▶ **WORK TO COMPLETE**:
Leaving out all images, write out the records that follow exactly.

Data items
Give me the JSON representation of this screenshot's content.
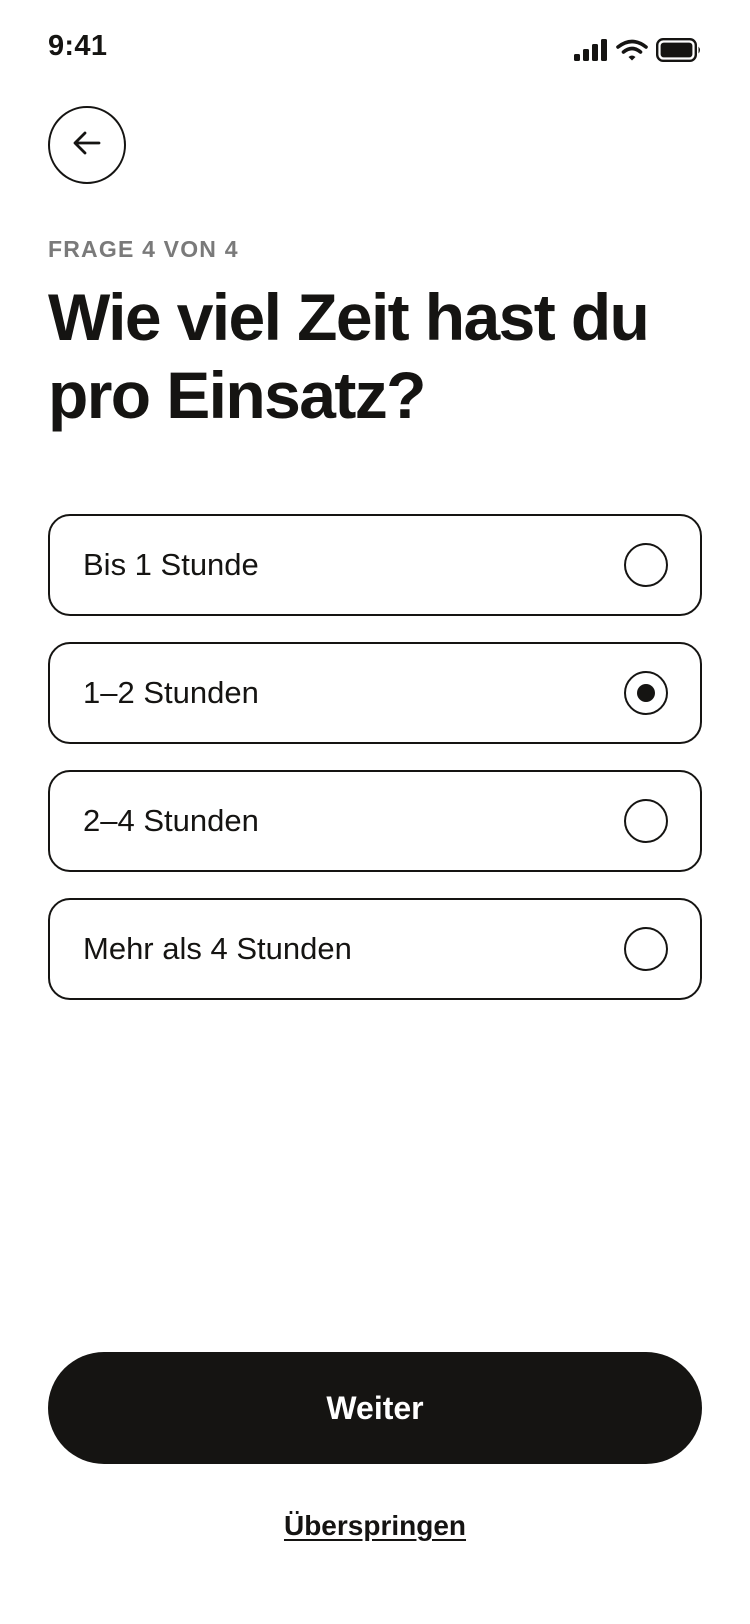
{
  "status_bar": {
    "time": "9:41",
    "icons": [
      "cellular-signal-icon",
      "wifi-icon",
      "battery-icon"
    ]
  },
  "header": {
    "back_icon": "arrow-left-icon"
  },
  "question": {
    "progress": "FRAGE 4 VON 4",
    "title": "Wie viel Zeit hast du pro Einsatz?"
  },
  "options": [
    {
      "label": "Bis 1 Stunde",
      "selected": false
    },
    {
      "label": "1–2 Stunden",
      "selected": true
    },
    {
      "label": "2–4 Stunden",
      "selected": false
    },
    {
      "label": "Mehr als 4 Stunden",
      "selected": false
    }
  ],
  "actions": {
    "continue_label": "Weiter",
    "skip_label": "Überspringen"
  },
  "colors": {
    "primary": "#151412",
    "muted": "#7a7a7a",
    "background": "#ffffff"
  }
}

▶ **RESPONSE TO THE TASK**:
Give me the JSON representation of this screenshot's content.
{
  "status_bar": {
    "time": "9:41",
    "icons": [
      "cellular-signal-icon",
      "wifi-icon",
      "battery-icon"
    ]
  },
  "header": {
    "back_icon": "arrow-left-icon"
  },
  "question": {
    "progress": "FRAGE 4 VON 4",
    "title": "Wie viel Zeit hast du pro Einsatz?"
  },
  "options": [
    {
      "label": "Bis 1 Stunde",
      "selected": false
    },
    {
      "label": "1–2 Stunden",
      "selected": true
    },
    {
      "label": "2–4 Stunden",
      "selected": false
    },
    {
      "label": "Mehr als 4 Stunden",
      "selected": false
    }
  ],
  "actions": {
    "continue_label": "Weiter",
    "skip_label": "Überspringen"
  },
  "colors": {
    "primary": "#151412",
    "muted": "#7a7a7a",
    "background": "#ffffff"
  }
}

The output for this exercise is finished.